Among the entries below, find the lines with "SALUD" and copy them.

/---

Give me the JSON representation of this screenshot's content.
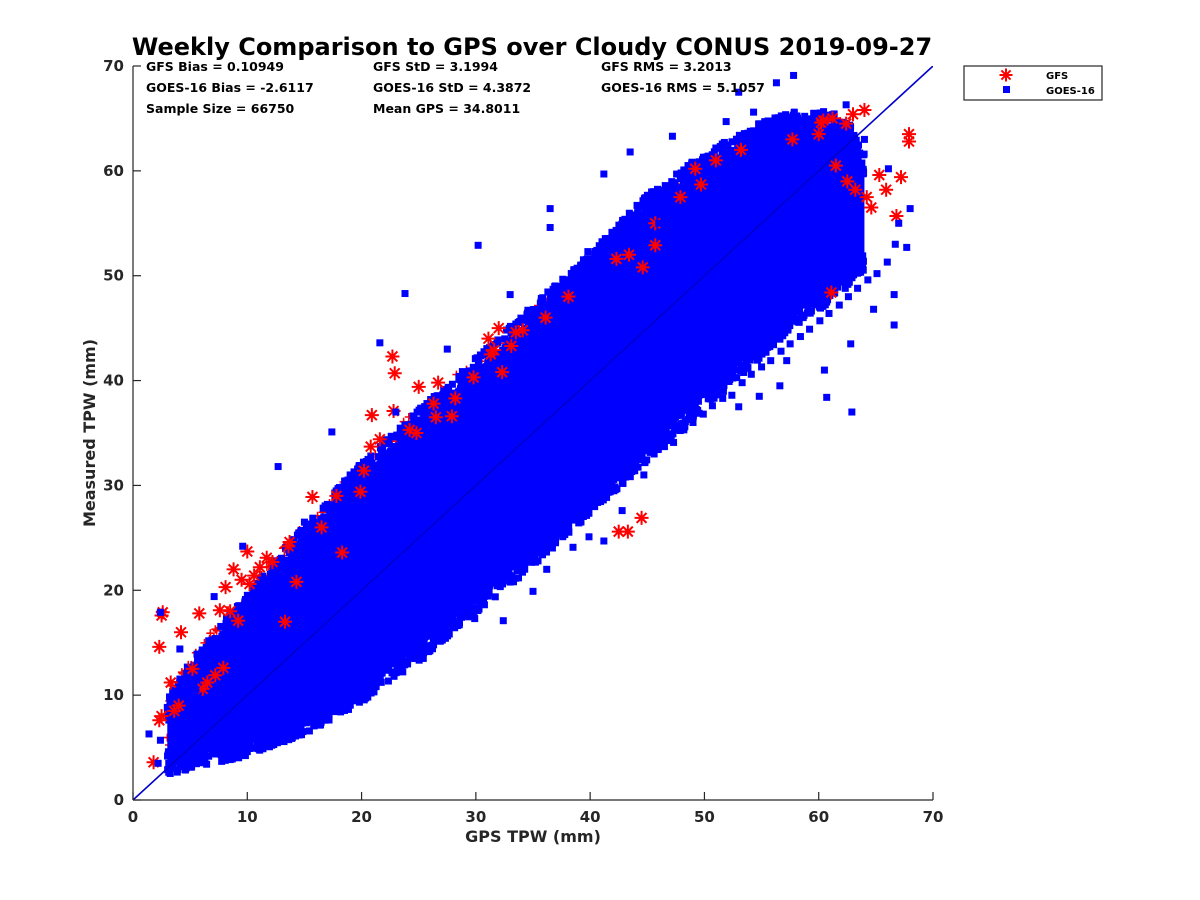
{
  "chart_data": {
    "type": "scatter",
    "title": "Weekly Comparison to GPS over Cloudy CONUS 2019-09-27",
    "xlabel": "GPS TPW (mm)",
    "ylabel": "Measured TPW (mm)",
    "xlim": [
      0,
      70
    ],
    "ylim": [
      0,
      70
    ],
    "x_ticks": [
      "0",
      "10",
      "20",
      "30",
      "40",
      "50",
      "60",
      "70"
    ],
    "y_ticks": [
      "0",
      "10",
      "20",
      "30",
      "40",
      "50",
      "60",
      "70"
    ],
    "grid": false,
    "legend_position": "outside top-right",
    "reference_line": {
      "x": [
        0,
        70
      ],
      "y": [
        0,
        70
      ],
      "color": "#0000cc"
    },
    "annotations": [
      [
        "GFS Bias = 0.10949",
        "GFS StD = 3.1994",
        "GFS RMS = 3.2013"
      ],
      [
        "GOES-16 Bias = -2.6117",
        "GOES-16 StD = 4.3872",
        "GOES-16 RMS = 5.1057"
      ],
      [
        "Sample Size = 66750",
        "Mean GPS = 34.8011",
        ""
      ]
    ],
    "series": [
      {
        "name": "GFS",
        "marker": "asterisk",
        "color": "#ff0000",
        "points": [
          [
            1.8,
            3.6
          ],
          [
            2.3,
            7.6
          ],
          [
            2.5,
            8.0
          ],
          [
            2.3,
            14.6
          ],
          [
            2.5,
            17.6
          ],
          [
            2.6,
            17.9
          ],
          [
            3.3,
            11.2
          ],
          [
            3.6,
            8.5
          ],
          [
            4.0,
            9.0
          ],
          [
            4.2,
            16.0
          ],
          [
            5.2,
            12.5
          ],
          [
            5.8,
            17.8
          ],
          [
            6.1,
            10.6
          ],
          [
            6.5,
            11.2
          ],
          [
            7.2,
            11.9
          ],
          [
            7.6,
            18.1
          ],
          [
            7.9,
            12.6
          ],
          [
            8.1,
            20.3
          ],
          [
            8.5,
            18.0
          ],
          [
            8.8,
            22.0
          ],
          [
            9.2,
            17.1
          ],
          [
            9.5,
            21.0
          ],
          [
            10.0,
            23.7
          ],
          [
            10.2,
            20.6
          ],
          [
            10.6,
            21.4
          ],
          [
            11.1,
            22.2
          ],
          [
            11.7,
            23.1
          ],
          [
            12.2,
            22.7
          ],
          [
            13.6,
            24.2
          ],
          [
            13.7,
            24.6
          ],
          [
            13.3,
            17.0
          ],
          [
            14.3,
            20.8
          ],
          [
            15.7,
            28.9
          ],
          [
            16.5,
            26.0
          ],
          [
            17.8,
            29.0
          ],
          [
            18.3,
            23.6
          ],
          [
            19.9,
            29.4
          ],
          [
            20.2,
            31.4
          ],
          [
            20.8,
            33.7
          ],
          [
            20.9,
            36.7
          ],
          [
            21.6,
            34.4
          ],
          [
            22.7,
            42.3
          ],
          [
            22.9,
            40.7
          ],
          [
            22.8,
            37.1
          ],
          [
            24.2,
            35.3
          ],
          [
            24.8,
            35.0
          ],
          [
            25.0,
            39.4
          ],
          [
            26.3,
            37.8
          ],
          [
            26.5,
            36.5
          ],
          [
            26.7,
            39.8
          ],
          [
            27.9,
            36.6
          ],
          [
            28.2,
            38.3
          ],
          [
            29.8,
            40.3
          ],
          [
            31.1,
            44.0
          ],
          [
            31.3,
            42.5
          ],
          [
            31.6,
            42.9
          ],
          [
            32.0,
            45.0
          ],
          [
            32.3,
            40.8
          ],
          [
            33.1,
            43.3
          ],
          [
            33.5,
            44.6
          ],
          [
            34.1,
            44.8
          ],
          [
            36.1,
            46.0
          ],
          [
            38.1,
            48.0
          ],
          [
            42.3,
            51.6
          ],
          [
            43.4,
            52.0
          ],
          [
            44.6,
            50.8
          ],
          [
            45.7,
            52.9
          ],
          [
            45.7,
            55.0
          ],
          [
            47.9,
            57.5
          ],
          [
            49.2,
            60.2
          ],
          [
            49.7,
            58.7
          ],
          [
            51.0,
            61.0
          ],
          [
            53.2,
            62.0
          ],
          [
            57.7,
            63.0
          ],
          [
            60.0,
            63.5
          ],
          [
            60.4,
            64.8
          ],
          [
            61.2,
            65.0
          ],
          [
            61.5,
            60.5
          ],
          [
            62.4,
            64.5
          ],
          [
            62.5,
            59.0
          ],
          [
            63.0,
            65.4
          ],
          [
            63.2,
            58.2
          ],
          [
            64.0,
            65.8
          ],
          [
            64.2,
            57.5
          ],
          [
            64.6,
            56.5
          ],
          [
            65.3,
            59.6
          ],
          [
            65.9,
            58.2
          ],
          [
            66.8,
            55.7
          ],
          [
            67.2,
            59.4
          ],
          [
            67.9,
            63.5
          ],
          [
            67.9,
            62.8
          ],
          [
            60.2,
            64.6
          ],
          [
            61.1,
            48.4
          ],
          [
            42.5,
            25.6
          ],
          [
            43.3,
            25.6
          ],
          [
            44.5,
            26.9
          ]
        ]
      },
      {
        "name": "GOES-16",
        "marker": "square",
        "color": "#0000ff",
        "points": [
          [
            2.2,
            3.5
          ],
          [
            2.4,
            5.7
          ],
          [
            3.1,
            4.6
          ],
          [
            3.6,
            7.0
          ],
          [
            4.0,
            4.2
          ],
          [
            4.7,
            5.6
          ],
          [
            5.2,
            4.0
          ],
          [
            5.6,
            6.8
          ],
          [
            6.2,
            4.3
          ],
          [
            6.9,
            5.2
          ],
          [
            7.5,
            4.6
          ],
          [
            8.1,
            5.5
          ],
          [
            8.8,
            4.5
          ],
          [
            9.4,
            6.3
          ],
          [
            10.0,
            5.0
          ],
          [
            10.7,
            6.0
          ],
          [
            11.3,
            5.4
          ],
          [
            12.1,
            6.4
          ],
          [
            12.8,
            6.0
          ],
          [
            13.5,
            7.0
          ],
          [
            14.3,
            6.6
          ],
          [
            15.0,
            7.5
          ],
          [
            15.9,
            7.2
          ],
          [
            16.7,
            8.4
          ],
          [
            17.5,
            8.5
          ],
          [
            18.4,
            9.3
          ],
          [
            19.2,
            10.1
          ],
          [
            20.1,
            10.6
          ],
          [
            21.0,
            11.3
          ],
          [
            21.8,
            12.1
          ],
          [
            22.7,
            13.0
          ],
          [
            23.5,
            13.6
          ],
          [
            24.4,
            14.5
          ],
          [
            25.3,
            15.0
          ],
          [
            26.1,
            16.2
          ],
          [
            26.9,
            16.5
          ],
          [
            27.8,
            17.6
          ],
          [
            28.6,
            18.2
          ],
          [
            29.5,
            19.0
          ],
          [
            30.3,
            19.3
          ],
          [
            31.2,
            20.6
          ],
          [
            32.0,
            20.8
          ],
          [
            32.9,
            21.9
          ],
          [
            33.7,
            22.5
          ],
          [
            34.6,
            23.4
          ],
          [
            35.5,
            23.6
          ],
          [
            36.3,
            25.0
          ],
          [
            37.1,
            25.6
          ],
          [
            38.0,
            26.4
          ],
          [
            38.8,
            27.0
          ],
          [
            39.7,
            27.8
          ],
          [
            40.5,
            28.6
          ],
          [
            41.4,
            29.3
          ],
          [
            42.2,
            29.6
          ],
          [
            43.1,
            30.8
          ],
          [
            43.9,
            31.4
          ],
          [
            44.8,
            32.2
          ],
          [
            45.6,
            33.0
          ],
          [
            46.5,
            33.7
          ],
          [
            47.3,
            34.1
          ],
          [
            48.2,
            35.3
          ],
          [
            49.0,
            36.0
          ],
          [
            49.9,
            36.8
          ],
          [
            50.7,
            37.6
          ],
          [
            51.6,
            38.3
          ],
          [
            52.4,
            38.6
          ],
          [
            53.3,
            39.8
          ],
          [
            54.1,
            40.6
          ],
          [
            55.0,
            41.3
          ],
          [
            55.8,
            41.9
          ],
          [
            56.7,
            42.8
          ],
          [
            57.5,
            43.5
          ],
          [
            58.4,
            44.2
          ],
          [
            59.2,
            44.9
          ],
          [
            60.1,
            45.7
          ],
          [
            60.9,
            46.4
          ],
          [
            61.8,
            47.2
          ],
          [
            62.6,
            48.0
          ],
          [
            63.4,
            48.8
          ],
          [
            64.3,
            49.6
          ],
          [
            65.1,
            50.2
          ],
          [
            66.0,
            51.3
          ],
          [
            66.7,
            53.0
          ],
          [
            67.0,
            55.0
          ],
          [
            66.6,
            45.3
          ],
          [
            67.7,
            52.7
          ],
          [
            68.0,
            56.4
          ],
          [
            66.6,
            48.2
          ],
          [
            62.9,
            37.0
          ],
          [
            60.7,
            38.4
          ],
          [
            56.6,
            39.5
          ],
          [
            54.8,
            38.5
          ],
          [
            51.0,
            40.1
          ],
          [
            48.2,
            42.1
          ],
          [
            46.5,
            38.0
          ],
          [
            49.0,
            39.0
          ],
          [
            41.2,
            24.7
          ],
          [
            39.9,
            25.1
          ],
          [
            36.2,
            22.0
          ],
          [
            35.0,
            19.9
          ],
          [
            38.5,
            24.1
          ],
          [
            32.4,
            17.1
          ],
          [
            28.0,
            17.1
          ],
          [
            25.4,
            13.5
          ],
          [
            22.9,
            12.2
          ],
          [
            20.4,
            11.0
          ],
          [
            18.1,
            9.7
          ],
          [
            11.7,
            5.8
          ],
          [
            57.8,
            69.1
          ],
          [
            56.3,
            68.4
          ],
          [
            53.0,
            67.5
          ],
          [
            51.9,
            64.7
          ],
          [
            47.2,
            63.3
          ],
          [
            43.5,
            61.8
          ],
          [
            41.2,
            59.7
          ],
          [
            36.5,
            54.6
          ],
          [
            36.5,
            56.4
          ],
          [
            30.2,
            52.9
          ],
          [
            23.8,
            48.3
          ],
          [
            21.6,
            43.6
          ],
          [
            17.4,
            35.1
          ],
          [
            12.7,
            31.8
          ],
          [
            9.6,
            24.2
          ],
          [
            7.1,
            19.4
          ],
          [
            4.1,
            14.4
          ],
          [
            1.4,
            6.3
          ],
          [
            2.4,
            17.9
          ],
          [
            61.2,
            64.2
          ],
          [
            57.0,
            64.0
          ],
          [
            62.4,
            66.3
          ],
          [
            66.1,
            60.2
          ],
          [
            64.0,
            63.0
          ],
          [
            54.3,
            65.6
          ],
          [
            46.0,
            55.0
          ],
          [
            39.8,
            52.3
          ],
          [
            33.0,
            48.2
          ],
          [
            27.5,
            43.0
          ],
          [
            23.0,
            37.0
          ],
          [
            19.0,
            31.0
          ],
          [
            15.0,
            26.5
          ],
          [
            11.5,
            21.0
          ],
          [
            8.0,
            14.5
          ],
          [
            5.5,
            10.5
          ],
          [
            60.5,
            41.0
          ],
          [
            57.2,
            41.9
          ],
          [
            62.8,
            43.5
          ],
          [
            64.8,
            46.8
          ],
          [
            53.0,
            37.5
          ],
          [
            44.7,
            31.0
          ],
          [
            42.8,
            27.6
          ],
          [
            29.9,
            17.3
          ],
          [
            26.3,
            14.8
          ]
        ]
      }
    ],
    "density_band": {
      "description": "dense cloud of GOES-16 samples, lower and upper bound of the band in data units",
      "x": [
        3,
        5,
        10,
        15,
        20,
        25,
        30,
        35,
        40,
        45,
        50,
        55,
        58,
        61,
        63,
        64
      ],
      "lower": [
        3.5,
        4.2,
        5.4,
        7.5,
        10.5,
        14.5,
        19.0,
        23.5,
        28.5,
        33.5,
        38.5,
        43.5,
        46.5,
        48.5,
        50.5,
        51.5
      ],
      "upper": [
        8.5,
        12.0,
        18.5,
        25.0,
        31.0,
        36.0,
        41.0,
        46.0,
        51.0,
        56.5,
        60.5,
        63.5,
        64.5,
        64.5,
        63.0,
        60.5
      ]
    },
    "gfs_density_band": {
      "x": [
        3,
        5,
        10,
        15,
        20,
        25,
        30,
        35,
        40,
        45,
        50,
        55,
        60,
        63
      ],
      "lower": [
        4.5,
        6.0,
        8.5,
        11.5,
        14.5,
        18.5,
        23.0,
        28.0,
        33.0,
        38.0,
        43.0,
        48.0,
        53.0,
        56.0
      ],
      "upper": [
        10.5,
        13.5,
        20.5,
        26.5,
        32.5,
        37.5,
        42.5,
        47.0,
        51.5,
        56.0,
        60.5,
        63.5,
        65.0,
        65.0
      ]
    }
  }
}
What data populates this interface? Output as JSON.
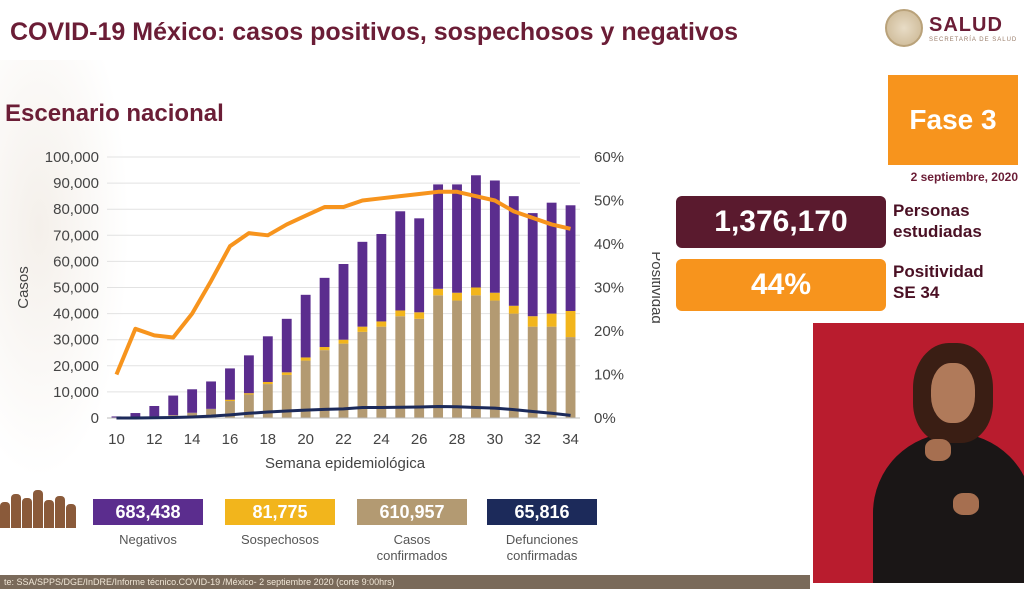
{
  "header": {
    "title": "COVID-19 México: casos positivos, sospechosos y negativos",
    "subtitle": "Escenario nacional",
    "logo_text": "SALUD",
    "logo_subtext": "SECRETARÍA DE SALUD"
  },
  "fase": {
    "label": "Fase 3",
    "date": "2 septiembre, 2020"
  },
  "stats": {
    "estudiadas_value": "1,376,170",
    "estudiadas_label_1": "Personas",
    "estudiadas_label_2": "estudiadas",
    "positividad_value": "44%",
    "positividad_label_1": "Positividad",
    "positividad_label_2": "SE 34"
  },
  "legend": [
    {
      "value": "683,438",
      "label_1": "Negativos",
      "label_2": "",
      "color": "#5b2d8e"
    },
    {
      "value": "81,775",
      "label_1": "Sospechosos",
      "label_2": "",
      "color": "#f2b51c"
    },
    {
      "value": "610,957",
      "label_1": "Casos",
      "label_2": "confirmados",
      "color": "#b39a72"
    },
    {
      "value": "65,816",
      "label_1": "Defunciones",
      "label_2": "confirmadas",
      "color": "#1c2a5a"
    }
  ],
  "source": "te: SSA/SPPS/DGE/InDRE/Informe técnico.COVID-19 /México- 2 septiembre 2020 (corte 9:00hrs)",
  "colors": {
    "maroon": "#6b1d36",
    "orange": "#f7941d",
    "dark_maroon": "#5a1a2e",
    "negativos": "#5b2d8e",
    "sospechosos": "#f2b51c",
    "confirmados": "#b39a72",
    "defunciones": "#1c2a5a",
    "positividad": "#f7941d"
  },
  "chart_data": {
    "type": "bar",
    "xlabel": "Semana epidemiológica",
    "ylabel": "Casos",
    "y2label": "Positividad",
    "ylim": [
      0,
      100000
    ],
    "y2lim": [
      0,
      60
    ],
    "y_ticks": [
      "0",
      "10,000",
      "20,000",
      "30,000",
      "40,000",
      "50,000",
      "60,000",
      "70,000",
      "80,000",
      "90,000",
      "100,000"
    ],
    "y2_ticks": [
      "0%",
      "10%",
      "20%",
      "30%",
      "40%",
      "50%",
      "60%"
    ],
    "x_tick_labels": [
      "10",
      "12",
      "14",
      "16",
      "18",
      "20",
      "22",
      "24",
      "26",
      "28",
      "30",
      "32",
      "34"
    ],
    "categories": [
      10,
      11,
      12,
      13,
      14,
      15,
      16,
      17,
      18,
      19,
      20,
      21,
      22,
      23,
      24,
      25,
      26,
      27,
      28,
      29,
      30,
      31,
      32,
      33,
      34
    ],
    "series": [
      {
        "name": "Casos confirmados",
        "type": "stacked-bar",
        "values": [
          100,
          400,
          600,
          1100,
          2000,
          3500,
          6500,
          9000,
          13000,
          16500,
          22000,
          26000,
          28500,
          33000,
          35000,
          39000,
          38000,
          47000,
          45000,
          47000,
          45000,
          40000,
          35000,
          35000,
          31000
        ]
      },
      {
        "name": "Sospechosos",
        "type": "stacked-bar",
        "values": [
          0,
          0,
          0,
          0,
          0,
          0,
          500,
          500,
          800,
          1000,
          1200,
          1200,
          1500,
          2000,
          2000,
          2200,
          2500,
          2500,
          3000,
          3000,
          3000,
          3000,
          4000,
          5000,
          10000
        ]
      },
      {
        "name": "Negativos",
        "type": "stacked-bar",
        "values": [
          500,
          1500,
          4000,
          7500,
          9000,
          10500,
          12000,
          14500,
          17500,
          20500,
          24000,
          26500,
          29000,
          32500,
          33500,
          38000,
          36000,
          40000,
          41500,
          43000,
          43000,
          42000,
          39500,
          42500,
          40500
        ]
      },
      {
        "name": "Defunciones confirmadas",
        "type": "line",
        "values": [
          0,
          0,
          100,
          200,
          400,
          700,
          1200,
          1800,
          2300,
          2700,
          3000,
          3300,
          3500,
          4000,
          4000,
          4100,
          4200,
          4400,
          4300,
          4000,
          3800,
          3200,
          2500,
          1800,
          1000
        ]
      },
      {
        "name": "Positividad",
        "type": "line",
        "axis": "right",
        "values": [
          10,
          20.5,
          19,
          18.5,
          24,
          31.5,
          39.5,
          42.5,
          42,
          44.5,
          46.5,
          48.5,
          48.5,
          50,
          50.5,
          51,
          51.5,
          52,
          52,
          51,
          50,
          47.5,
          46,
          44.5,
          43.5
        ]
      }
    ]
  }
}
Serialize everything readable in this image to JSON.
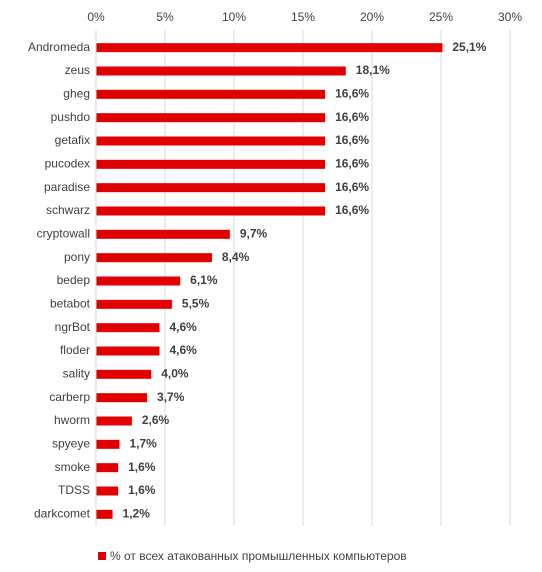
{
  "chart_data": {
    "type": "bar",
    "orientation": "horizontal",
    "categories": [
      "Andromeda",
      "zeus",
      "gheg",
      "pushdo",
      "getafix",
      "pucodex",
      "paradise",
      "schwarz",
      "cryptowall",
      "pony",
      "bedep",
      "betabot",
      "ngrBot",
      "floder",
      "sality",
      "carberp",
      "hworm",
      "spyeye",
      "smoke",
      "TDSS",
      "darkcomet"
    ],
    "series": [
      {
        "name": "% от всех атакованных промышленных компьютеров",
        "color": "#e00000",
        "values": [
          25.1,
          18.1,
          16.6,
          16.6,
          16.6,
          16.6,
          16.6,
          16.6,
          9.7,
          8.4,
          6.1,
          5.5,
          4.6,
          4.6,
          4.0,
          3.7,
          2.6,
          1.7,
          1.6,
          1.6,
          1.2
        ],
        "value_labels": [
          "25,1%",
          "18,1%",
          "16,6%",
          "16,6%",
          "16,6%",
          "16,6%",
          "16,6%",
          "16,6%",
          "9,7%",
          "8,4%",
          "6,1%",
          "5,5%",
          "4,6%",
          "4,6%",
          "4,0%",
          "3,7%",
          "2,6%",
          "1,7%",
          "1,6%",
          "1,6%",
          "1,2%"
        ]
      }
    ],
    "xlim": [
      0,
      30
    ],
    "xticks": [
      {
        "value": 0,
        "label": "0%"
      },
      {
        "value": 5,
        "label": "5%"
      },
      {
        "value": 10,
        "label": "10%"
      },
      {
        "value": 15,
        "label": "15%"
      },
      {
        "value": 20,
        "label": "20%"
      },
      {
        "value": 25,
        "label": "25%"
      },
      {
        "value": 30,
        "label": "30%"
      }
    ],
    "grid": true,
    "legend": "bottom"
  }
}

\---

▸ **Solution to this problem**:
    "logo_text": "SALUD",
    "logo_subtext": "SECRETARÍA DE SALUD"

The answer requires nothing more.